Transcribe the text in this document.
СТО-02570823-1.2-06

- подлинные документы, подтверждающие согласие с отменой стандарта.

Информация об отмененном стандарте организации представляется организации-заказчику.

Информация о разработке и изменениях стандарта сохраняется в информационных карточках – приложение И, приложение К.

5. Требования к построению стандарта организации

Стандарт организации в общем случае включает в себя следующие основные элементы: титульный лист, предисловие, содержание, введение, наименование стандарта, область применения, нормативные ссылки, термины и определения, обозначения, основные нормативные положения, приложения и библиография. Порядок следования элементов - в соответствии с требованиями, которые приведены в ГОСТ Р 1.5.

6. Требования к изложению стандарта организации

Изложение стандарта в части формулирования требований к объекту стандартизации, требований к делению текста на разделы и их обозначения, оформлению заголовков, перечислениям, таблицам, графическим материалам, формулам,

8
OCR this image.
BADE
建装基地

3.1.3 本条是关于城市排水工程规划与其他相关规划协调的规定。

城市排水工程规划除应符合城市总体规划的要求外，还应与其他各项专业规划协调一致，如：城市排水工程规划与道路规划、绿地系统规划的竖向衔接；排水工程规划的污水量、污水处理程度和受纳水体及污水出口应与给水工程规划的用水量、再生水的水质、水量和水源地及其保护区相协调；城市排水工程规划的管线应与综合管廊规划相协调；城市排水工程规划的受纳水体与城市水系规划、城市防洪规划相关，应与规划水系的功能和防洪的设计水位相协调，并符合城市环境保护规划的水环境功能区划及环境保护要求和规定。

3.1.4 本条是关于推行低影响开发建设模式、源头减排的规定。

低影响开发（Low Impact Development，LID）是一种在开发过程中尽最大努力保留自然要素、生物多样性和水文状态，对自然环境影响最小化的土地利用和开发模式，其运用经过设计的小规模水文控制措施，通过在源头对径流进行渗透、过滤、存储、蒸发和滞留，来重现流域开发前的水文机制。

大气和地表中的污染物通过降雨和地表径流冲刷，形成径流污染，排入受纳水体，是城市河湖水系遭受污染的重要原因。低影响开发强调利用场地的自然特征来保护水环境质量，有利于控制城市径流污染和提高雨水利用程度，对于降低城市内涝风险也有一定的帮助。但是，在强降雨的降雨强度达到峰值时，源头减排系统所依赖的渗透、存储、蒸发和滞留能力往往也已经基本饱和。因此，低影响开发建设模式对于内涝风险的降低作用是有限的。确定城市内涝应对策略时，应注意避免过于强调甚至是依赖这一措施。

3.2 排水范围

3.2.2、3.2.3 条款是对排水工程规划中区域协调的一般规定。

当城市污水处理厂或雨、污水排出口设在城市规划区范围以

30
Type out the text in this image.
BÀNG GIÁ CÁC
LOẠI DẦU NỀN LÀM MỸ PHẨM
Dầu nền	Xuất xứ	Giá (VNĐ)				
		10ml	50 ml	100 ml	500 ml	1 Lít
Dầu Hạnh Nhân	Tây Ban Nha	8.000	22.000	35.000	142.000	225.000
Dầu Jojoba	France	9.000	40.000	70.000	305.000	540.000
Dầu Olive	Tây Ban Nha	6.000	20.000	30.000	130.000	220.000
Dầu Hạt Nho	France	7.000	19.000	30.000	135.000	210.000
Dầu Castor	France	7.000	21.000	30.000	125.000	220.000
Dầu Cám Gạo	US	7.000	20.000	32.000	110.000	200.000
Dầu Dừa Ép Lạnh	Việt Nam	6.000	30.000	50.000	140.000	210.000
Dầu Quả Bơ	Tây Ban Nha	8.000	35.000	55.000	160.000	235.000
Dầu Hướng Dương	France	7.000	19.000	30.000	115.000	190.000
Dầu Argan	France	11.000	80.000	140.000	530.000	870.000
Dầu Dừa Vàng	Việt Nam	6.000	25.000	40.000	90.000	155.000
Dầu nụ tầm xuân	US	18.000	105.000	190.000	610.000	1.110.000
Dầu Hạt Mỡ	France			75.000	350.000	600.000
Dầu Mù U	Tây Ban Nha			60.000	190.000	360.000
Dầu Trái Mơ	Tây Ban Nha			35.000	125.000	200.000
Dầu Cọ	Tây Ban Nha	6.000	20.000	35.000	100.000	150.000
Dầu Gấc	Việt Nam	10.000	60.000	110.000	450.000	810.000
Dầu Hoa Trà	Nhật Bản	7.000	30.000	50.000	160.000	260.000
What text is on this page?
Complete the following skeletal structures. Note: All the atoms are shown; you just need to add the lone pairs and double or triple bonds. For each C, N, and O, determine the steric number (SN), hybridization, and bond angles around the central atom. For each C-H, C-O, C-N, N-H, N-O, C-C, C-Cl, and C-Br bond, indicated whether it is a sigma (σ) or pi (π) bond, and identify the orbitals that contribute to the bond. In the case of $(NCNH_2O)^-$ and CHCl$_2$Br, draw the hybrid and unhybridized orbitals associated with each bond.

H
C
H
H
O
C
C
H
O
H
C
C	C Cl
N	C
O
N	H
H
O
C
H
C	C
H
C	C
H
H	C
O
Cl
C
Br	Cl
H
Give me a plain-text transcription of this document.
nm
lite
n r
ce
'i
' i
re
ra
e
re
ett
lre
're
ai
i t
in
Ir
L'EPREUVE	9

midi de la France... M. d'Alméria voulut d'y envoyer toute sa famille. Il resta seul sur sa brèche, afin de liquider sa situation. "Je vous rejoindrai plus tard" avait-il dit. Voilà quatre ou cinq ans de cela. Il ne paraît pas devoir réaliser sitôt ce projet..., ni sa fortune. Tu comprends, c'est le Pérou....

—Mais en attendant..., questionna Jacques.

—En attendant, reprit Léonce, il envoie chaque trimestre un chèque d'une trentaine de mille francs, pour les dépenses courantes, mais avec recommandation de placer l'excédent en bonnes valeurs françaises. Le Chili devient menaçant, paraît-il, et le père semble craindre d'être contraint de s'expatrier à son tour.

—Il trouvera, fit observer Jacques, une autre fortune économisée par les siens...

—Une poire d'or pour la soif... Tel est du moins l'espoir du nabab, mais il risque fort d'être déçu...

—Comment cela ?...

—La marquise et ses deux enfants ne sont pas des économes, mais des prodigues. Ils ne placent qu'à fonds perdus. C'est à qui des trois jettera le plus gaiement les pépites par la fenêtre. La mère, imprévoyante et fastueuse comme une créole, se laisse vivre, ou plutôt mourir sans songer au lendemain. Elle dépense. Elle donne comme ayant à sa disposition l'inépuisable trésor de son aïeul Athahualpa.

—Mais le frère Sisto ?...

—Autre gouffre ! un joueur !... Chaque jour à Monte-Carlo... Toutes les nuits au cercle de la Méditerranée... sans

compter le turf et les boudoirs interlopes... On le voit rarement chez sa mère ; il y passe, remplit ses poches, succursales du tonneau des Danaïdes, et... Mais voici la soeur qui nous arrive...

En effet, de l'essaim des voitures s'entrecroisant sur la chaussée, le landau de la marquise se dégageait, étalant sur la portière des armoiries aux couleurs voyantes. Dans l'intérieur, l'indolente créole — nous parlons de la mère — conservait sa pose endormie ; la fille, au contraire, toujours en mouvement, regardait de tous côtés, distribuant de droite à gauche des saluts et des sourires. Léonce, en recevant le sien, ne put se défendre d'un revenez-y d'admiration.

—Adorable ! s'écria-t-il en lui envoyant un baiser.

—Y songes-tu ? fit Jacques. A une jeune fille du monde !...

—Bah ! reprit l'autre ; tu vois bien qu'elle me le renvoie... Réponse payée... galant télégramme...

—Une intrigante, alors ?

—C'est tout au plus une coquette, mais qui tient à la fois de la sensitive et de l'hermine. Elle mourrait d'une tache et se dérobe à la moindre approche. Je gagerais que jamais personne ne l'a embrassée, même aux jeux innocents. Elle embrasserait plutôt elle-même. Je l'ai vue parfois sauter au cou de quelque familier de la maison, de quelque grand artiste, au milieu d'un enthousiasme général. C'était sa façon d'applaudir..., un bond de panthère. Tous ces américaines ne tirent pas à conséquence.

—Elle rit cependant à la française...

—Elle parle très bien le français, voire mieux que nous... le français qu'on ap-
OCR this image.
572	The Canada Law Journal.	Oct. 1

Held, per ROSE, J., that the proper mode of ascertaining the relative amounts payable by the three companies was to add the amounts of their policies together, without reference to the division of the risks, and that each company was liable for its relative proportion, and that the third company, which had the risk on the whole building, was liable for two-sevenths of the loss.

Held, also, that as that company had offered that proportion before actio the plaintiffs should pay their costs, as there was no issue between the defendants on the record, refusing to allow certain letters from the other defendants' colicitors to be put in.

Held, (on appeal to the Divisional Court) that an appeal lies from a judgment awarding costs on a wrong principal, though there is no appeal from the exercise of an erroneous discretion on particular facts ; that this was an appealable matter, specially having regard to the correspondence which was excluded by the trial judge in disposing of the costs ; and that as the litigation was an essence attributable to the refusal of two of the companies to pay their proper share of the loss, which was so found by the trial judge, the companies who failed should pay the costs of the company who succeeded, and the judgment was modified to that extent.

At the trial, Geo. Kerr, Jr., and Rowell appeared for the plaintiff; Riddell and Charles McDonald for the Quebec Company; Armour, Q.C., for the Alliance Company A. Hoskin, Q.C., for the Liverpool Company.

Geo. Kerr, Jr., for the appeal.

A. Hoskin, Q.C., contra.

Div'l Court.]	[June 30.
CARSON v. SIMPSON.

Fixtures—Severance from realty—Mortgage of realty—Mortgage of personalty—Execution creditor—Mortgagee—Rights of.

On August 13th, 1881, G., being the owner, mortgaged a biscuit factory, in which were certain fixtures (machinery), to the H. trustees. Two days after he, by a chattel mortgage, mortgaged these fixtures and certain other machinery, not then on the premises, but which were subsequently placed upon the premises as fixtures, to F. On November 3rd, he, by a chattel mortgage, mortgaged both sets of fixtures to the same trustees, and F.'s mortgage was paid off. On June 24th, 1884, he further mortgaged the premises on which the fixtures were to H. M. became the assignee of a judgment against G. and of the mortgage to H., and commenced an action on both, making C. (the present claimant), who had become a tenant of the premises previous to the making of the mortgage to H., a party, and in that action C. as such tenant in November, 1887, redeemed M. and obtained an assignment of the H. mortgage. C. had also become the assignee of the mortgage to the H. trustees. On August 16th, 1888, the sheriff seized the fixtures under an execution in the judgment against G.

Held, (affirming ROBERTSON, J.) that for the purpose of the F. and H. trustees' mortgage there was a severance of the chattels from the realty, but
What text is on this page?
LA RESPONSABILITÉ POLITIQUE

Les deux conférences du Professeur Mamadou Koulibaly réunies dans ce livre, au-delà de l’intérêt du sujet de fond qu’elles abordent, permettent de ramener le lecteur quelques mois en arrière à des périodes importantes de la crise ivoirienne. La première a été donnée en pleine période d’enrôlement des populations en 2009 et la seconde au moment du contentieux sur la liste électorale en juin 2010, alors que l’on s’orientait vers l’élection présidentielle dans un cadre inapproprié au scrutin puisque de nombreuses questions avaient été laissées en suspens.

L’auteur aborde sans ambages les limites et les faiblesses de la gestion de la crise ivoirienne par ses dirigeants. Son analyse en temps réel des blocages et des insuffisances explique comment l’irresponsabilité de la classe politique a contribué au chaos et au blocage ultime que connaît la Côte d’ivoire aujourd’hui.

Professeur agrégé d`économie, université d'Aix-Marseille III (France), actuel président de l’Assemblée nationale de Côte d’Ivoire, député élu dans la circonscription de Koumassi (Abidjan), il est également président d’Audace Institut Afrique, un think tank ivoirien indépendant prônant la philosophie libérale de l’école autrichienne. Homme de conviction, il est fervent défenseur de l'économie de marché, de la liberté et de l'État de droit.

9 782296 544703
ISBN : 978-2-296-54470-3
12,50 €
+++++
REQUEST:
Return a copy of every line that includes the word "there".

SOLUTION TO THIS PROBLEM:
Held, also, that as that company had offered that proportion before actio the plaintiffs should pay their costs, as there was no issue between the defendants on the record, refusing to allow certain letters from the other defendants' colicitors to be put in.
Held, (on appeal to the Divisional Court) that an appeal lies from a judgment awarding costs on a wrong principal, though there is no appeal from the exercise of an erroneous discretion on particular facts ; that this was an appealable matter, specially having regard to the correspondence which was excluded by the trial judge in disposing of the costs ; and that as the litigation was an essence attributable to the refusal of two of the companies to pay their proper share of the loss, which was so found by the trial judge, the companies who failed should pay the costs of the company who succeeded, and the judgment was modified to that extent.
Held, (affirming ROBERTSON, J.) that for the purpose of the F. and H. trustees' mortgage there was a severance of the chattels from the realty, but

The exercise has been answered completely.